■ What you need to do:
Every line below must be reproduced exactly. Copy them all.

====== Given records ======

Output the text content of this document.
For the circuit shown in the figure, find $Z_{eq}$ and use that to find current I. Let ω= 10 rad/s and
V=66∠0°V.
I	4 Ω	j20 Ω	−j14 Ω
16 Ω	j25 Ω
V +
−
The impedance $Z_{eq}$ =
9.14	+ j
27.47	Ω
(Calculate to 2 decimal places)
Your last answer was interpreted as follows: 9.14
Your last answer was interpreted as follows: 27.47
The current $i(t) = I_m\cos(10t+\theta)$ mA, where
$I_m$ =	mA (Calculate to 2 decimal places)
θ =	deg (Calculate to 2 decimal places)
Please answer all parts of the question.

======

■ Result for this task:
Output the text content of this document.
For the circuit shown in the figure, find $Z_{eq}$ and use that to find current I. Let ω= 10 rad/s and
V=66∠0°V.
I	4 Ω	j20 Ω	−j14 Ω
16 Ω	j25 Ω
V +
−
The impedance $Z_{eq}$ =
9.14	+ j
27.47	Ω
(Calculate to 2 decimal places)
Your last answer was interpreted as follows: 9.14
Your last answer was interpreted as follows: 27.47
The current $i(t) = I_m\cos(10t+\theta)$ mA, where
$I_m$ =	mA (Calculate to 2 decimal places)
θ =	deg (Calculate to 2 decimal places)
Please answer all parts of the question.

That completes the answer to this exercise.